== GIVEN DATA
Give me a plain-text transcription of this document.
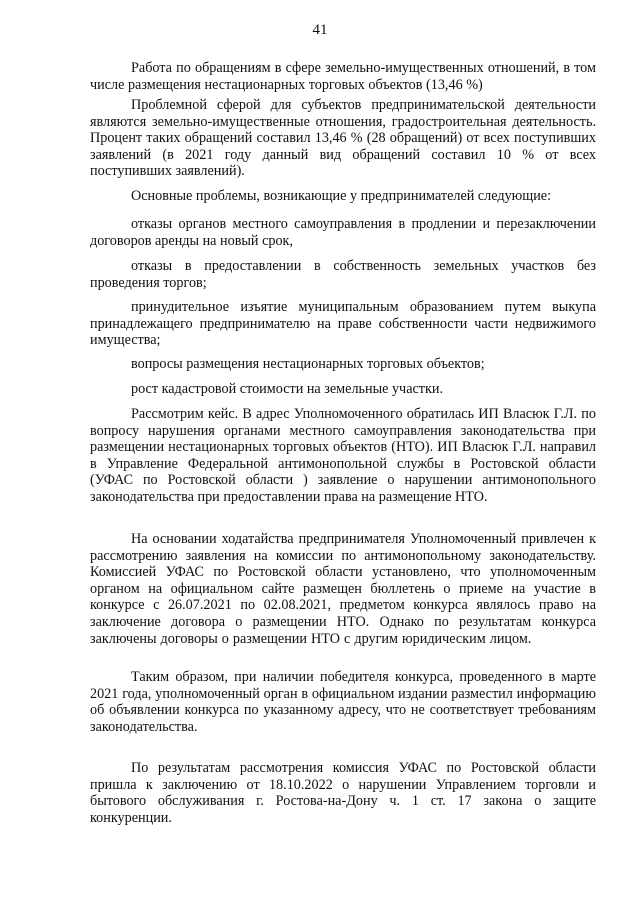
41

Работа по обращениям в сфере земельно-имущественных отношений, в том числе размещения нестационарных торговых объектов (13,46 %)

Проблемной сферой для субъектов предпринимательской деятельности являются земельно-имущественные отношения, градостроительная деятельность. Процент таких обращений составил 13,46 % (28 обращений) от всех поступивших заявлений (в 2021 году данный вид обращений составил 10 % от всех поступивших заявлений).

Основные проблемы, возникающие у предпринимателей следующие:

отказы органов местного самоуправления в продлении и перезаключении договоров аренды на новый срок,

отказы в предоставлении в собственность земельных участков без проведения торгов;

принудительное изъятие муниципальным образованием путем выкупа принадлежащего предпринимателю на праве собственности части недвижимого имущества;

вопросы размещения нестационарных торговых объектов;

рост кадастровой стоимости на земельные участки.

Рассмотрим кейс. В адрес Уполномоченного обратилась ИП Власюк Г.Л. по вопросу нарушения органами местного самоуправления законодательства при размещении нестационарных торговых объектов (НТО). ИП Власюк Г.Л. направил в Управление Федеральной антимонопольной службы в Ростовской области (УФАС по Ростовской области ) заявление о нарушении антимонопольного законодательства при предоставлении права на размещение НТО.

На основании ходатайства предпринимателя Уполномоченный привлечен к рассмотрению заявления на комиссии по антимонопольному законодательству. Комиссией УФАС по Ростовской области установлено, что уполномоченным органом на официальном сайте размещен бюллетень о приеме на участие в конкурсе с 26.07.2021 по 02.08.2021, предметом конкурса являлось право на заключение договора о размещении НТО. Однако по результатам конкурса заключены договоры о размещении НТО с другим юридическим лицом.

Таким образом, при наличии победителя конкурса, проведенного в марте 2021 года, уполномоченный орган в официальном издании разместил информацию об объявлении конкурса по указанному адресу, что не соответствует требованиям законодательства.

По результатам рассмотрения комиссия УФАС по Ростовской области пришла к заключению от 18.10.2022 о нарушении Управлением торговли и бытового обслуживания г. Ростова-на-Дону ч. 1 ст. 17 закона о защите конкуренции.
====
== GIVEN DATA
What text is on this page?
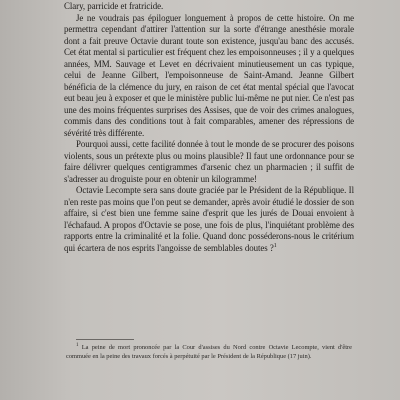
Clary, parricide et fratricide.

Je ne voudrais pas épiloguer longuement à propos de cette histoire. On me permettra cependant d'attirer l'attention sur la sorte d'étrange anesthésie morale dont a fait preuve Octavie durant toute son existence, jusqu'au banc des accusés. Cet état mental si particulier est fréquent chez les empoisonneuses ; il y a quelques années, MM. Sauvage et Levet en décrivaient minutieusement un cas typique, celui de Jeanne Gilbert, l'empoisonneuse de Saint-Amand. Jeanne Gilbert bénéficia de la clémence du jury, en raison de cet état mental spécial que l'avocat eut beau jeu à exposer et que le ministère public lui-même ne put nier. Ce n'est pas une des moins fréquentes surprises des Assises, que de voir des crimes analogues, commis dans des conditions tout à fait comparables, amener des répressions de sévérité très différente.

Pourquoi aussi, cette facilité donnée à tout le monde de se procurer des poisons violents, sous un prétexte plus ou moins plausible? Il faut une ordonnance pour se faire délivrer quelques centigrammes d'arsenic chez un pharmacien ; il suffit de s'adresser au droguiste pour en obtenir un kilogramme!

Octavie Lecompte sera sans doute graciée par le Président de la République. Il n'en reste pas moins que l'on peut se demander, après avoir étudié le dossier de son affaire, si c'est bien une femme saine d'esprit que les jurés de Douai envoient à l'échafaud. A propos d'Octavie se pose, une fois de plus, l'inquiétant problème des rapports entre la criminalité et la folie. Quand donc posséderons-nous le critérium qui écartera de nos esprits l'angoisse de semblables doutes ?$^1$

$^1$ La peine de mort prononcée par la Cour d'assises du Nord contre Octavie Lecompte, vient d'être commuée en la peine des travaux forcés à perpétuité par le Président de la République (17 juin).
====
AIM:
Within the listing above, find every line containing the string "chez" and return it.

WORKED ANSWER:
Je ne voudrais pas épiloguer longuement à propos de cette histoire. On me permettra cependant d'attirer l'attention sur la sorte d'étrange anesthésie morale dont a fait preuve Octavie durant toute son existence, jusqu'au banc des accusés. Cet état mental si particulier est fréquent chez les empoisonneuses ; il y a quelques années, MM. Sauvage et Levet en décrivaient minutieusement un cas typique, celui de Jeanne Gilbert, l'empoisonneuse de Saint-Amand. Jeanne Gilbert bénéficia de la clémence du jury, en raison de cet état mental spécial que l'avocat eut beau jeu à exposer et que le ministère public lui-même ne put nier. Ce n'est pas une des moins fréquentes surprises des Assises, que de voir des crimes analogues, commis dans des conditions tout à fait comparables, amener des répressions de sévérité très différente.
Pourquoi aussi, cette facilité donnée à tout le monde de se procurer des poisons violents, sous un prétexte plus ou moins plausible? Il faut une ordonnance pour se faire délivrer quelques centigrammes d'arsenic chez un pharmacien ; il suffit de s'adresser au droguiste pour en obtenir un kilogramme!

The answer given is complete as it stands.